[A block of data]
━━━

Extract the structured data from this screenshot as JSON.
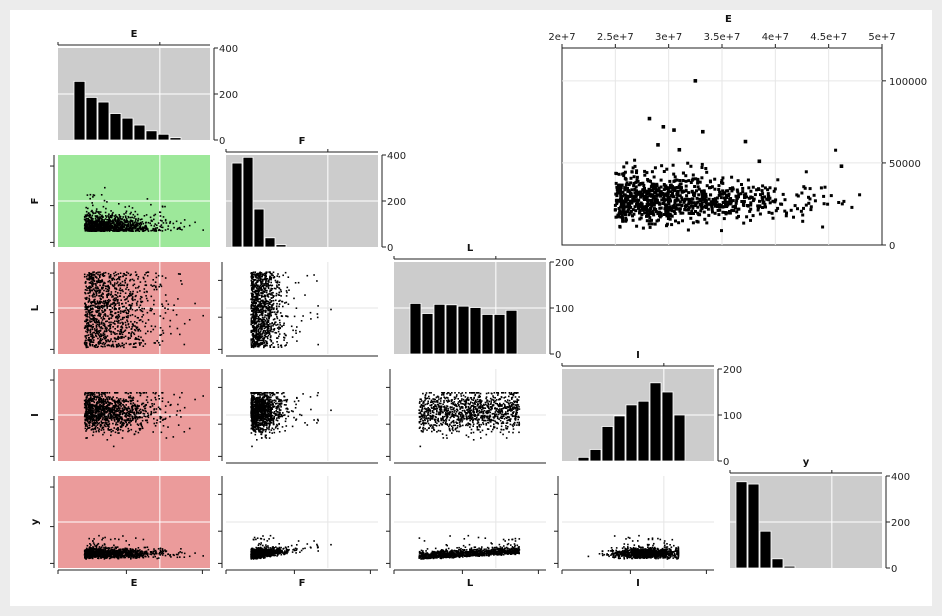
{
  "chart_data": {
    "type": "scatter-matrix",
    "variables": [
      "E",
      "F",
      "L",
      "I",
      "y"
    ],
    "colors": {
      "histogram_bg": "#cccccc",
      "highlight_green": "#9de89a",
      "highlight_red": "#eb9b9b",
      "bar_fill": "#000000",
      "point": "#000000",
      "grid": "#e6e6e6"
    },
    "histograms": [
      {
        "variable": "E",
        "ylim": [
          0,
          400
        ],
        "yticks": [
          "0",
          "200",
          "400"
        ],
        "counts": [
          255,
          185,
          165,
          115,
          95,
          65,
          40,
          25,
          10
        ]
      },
      {
        "variable": "F",
        "ylim": [
          0,
          400
        ],
        "yticks": [
          "0",
          "200",
          "400"
        ],
        "counts": [
          365,
          390,
          165,
          40,
          10
        ]
      },
      {
        "variable": "L",
        "ylim": [
          0,
          200
        ],
        "yticks": [
          "0",
          "100",
          "200"
        ],
        "counts": [
          110,
          88,
          108,
          107,
          104,
          101,
          86,
          86,
          95
        ]
      },
      {
        "variable": "I",
        "ylim": [
          0,
          200
        ],
        "yticks": [
          "0",
          "100",
          "200"
        ],
        "counts": [
          8,
          25,
          75,
          98,
          122,
          130,
          170,
          150,
          100
        ]
      },
      {
        "variable": "y",
        "ylim": [
          0,
          400
        ],
        "yticks": [
          "0",
          "200",
          "400"
        ],
        "counts": [
          375,
          365,
          160,
          40,
          8
        ]
      }
    ],
    "matrix_highlights": {
      "F|E": "green",
      "L|E": "red",
      "I|E": "red",
      "y|E": "red"
    },
    "detail_plot": {
      "type": "scatter",
      "x_variable": "E",
      "xlabel": "E",
      "xlim": [
        20000000,
        50000000
      ],
      "xticks": [
        "2e+7",
        "2.5e+7",
        "3e+7",
        "3.5e+7",
        "4e+7",
        "4.5e+7",
        "5e+7"
      ],
      "ylim": [
        0,
        120000
      ],
      "yticks": [
        "0",
        "50000",
        "100000"
      ],
      "outliers": [
        [
          32500000,
          100000
        ],
        [
          28200000,
          77000
        ],
        [
          29500000,
          72000
        ],
        [
          30500000,
          70000
        ],
        [
          33200000,
          69000
        ],
        [
          37200000,
          63000
        ],
        [
          29000000,
          61000
        ],
        [
          31000000,
          58000
        ],
        [
          46200000,
          48000
        ],
        [
          38500000,
          51000
        ]
      ],
      "bulk": {
        "x_min": 25000000,
        "x_max": 48000000,
        "y_center": 27000,
        "y_spread": 8000
      }
    }
  }
}
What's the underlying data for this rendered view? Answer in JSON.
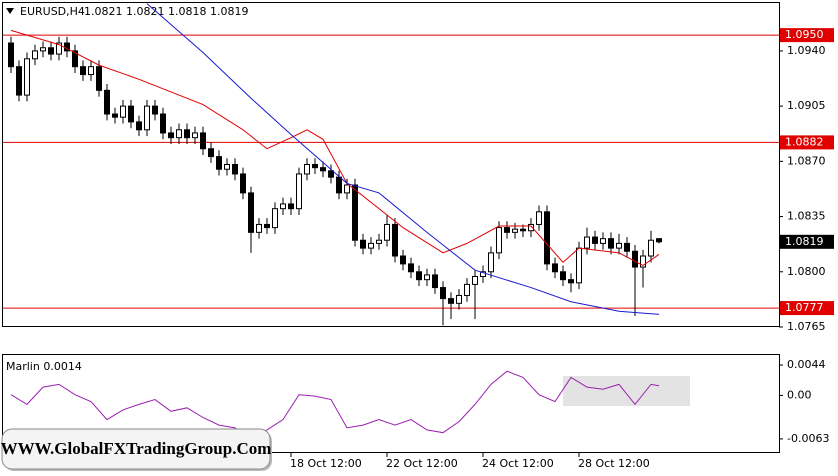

━━━

* Short exercise *
Repeat the listing in full and exactly. Do not include any images.

* Written answer *
Extract the structured data from this screenshot as JSON.
{
  "chart_data": {
    "type": "scatter-matrix",
    "variables": [
      "E",
      "F",
      "L",
      "I",
      "y"
    ],
    "colors": {
      "histogram_bg": "#cccccc",
      "highlight_green": "#9de89a",
      "highlight_red": "#eb9b9b",
      "bar_fill": "#000000",
      "point": "#000000",
      "grid": "#e6e6e6"
    },
    "histograms": [
      {
        "variable": "E",
        "ylim": [
          0,
          400
        ],
        "yticks": [
          "0",
          "200",
          "400"
        ],
        "counts": [
          255,
          185,
          165,
          115,
          95,
          65,
          40,
          25,
          10
        ]
      },
      {
        "variable": "F",
        "ylim": [
          0,
          400
        ],
        "yticks": [
          "0",
          "200",
          "400"
        ],
        "counts": [
          365,
          390,
          165,
          40,
          10
        ]
      },
      {
        "variable": "L",
        "ylim": [
          0,
          200
        ],
        "yticks": [
          "0",
          "100",
          "200"
        ],
        "counts": [
          110,
          88,
          108,
          107,
          104,
          101,
          86,
          86,
          95
        ]
      },
      {
        "variable": "I",
        "ylim": [
          0,
          200
        ],
        "yticks": [
          "0",
          "100",
          "200"
        ],
        "counts": [
          8,
          25,
          75,
          98,
          122,
          130,
          170,
          150,
          100
        ]
      },
      {
        "variable": "y",
        "ylim": [
          0,
          400
        ],
        "yticks": [
          "0",
          "200",
          "400"
        ],
        "counts": [
          375,
          365,
          160,
          40,
          8
        ]
      }
    ],
    "matrix_highlights": {
      "F|E": "green",
      "L|E": "red",
      "I|E": "red",
      "y|E": "red"
    },
    "detail_plot": {
      "type": "scatter",
      "x_variable": "E",
      "xlabel": "E",
      "xlim": [
        20000000,
        50000000
      ],
      "xticks": [
        "2e+7",
        "2.5e+7",
        "3e+7",
        "3.5e+7",
        "4e+7",
        "4.5e+7",
        "5e+7"
      ],
      "ylim": [
        0,
        120000
      ],
      "yticks": [
        "0",
        "50000",
        "100000"
      ],
      "outliers": [
        [
          32500000,
          100000
        ],
        [
          28200000,
          77000
        ],
        [
          29500000,
          72000
        ],
        [
          30500000,
          70000
        ],
        [
          33200000,
          69000
        ],
        [
          37200000,
          63000
        ],
        [
          29000000,
          61000
        ],
        [
          31000000,
          58000
        ],
        [
          46200000,
          48000
        ],
        [
          38500000,
          51000
        ]
      ],
      "bulk": {
        "x_min": 25000000,
        "x_max": 48000000,
        "y_center": 27000,
        "y_spread": 8000
      }
    }
  }
}
What's the underlying data for this rendered view? Answer in JSON.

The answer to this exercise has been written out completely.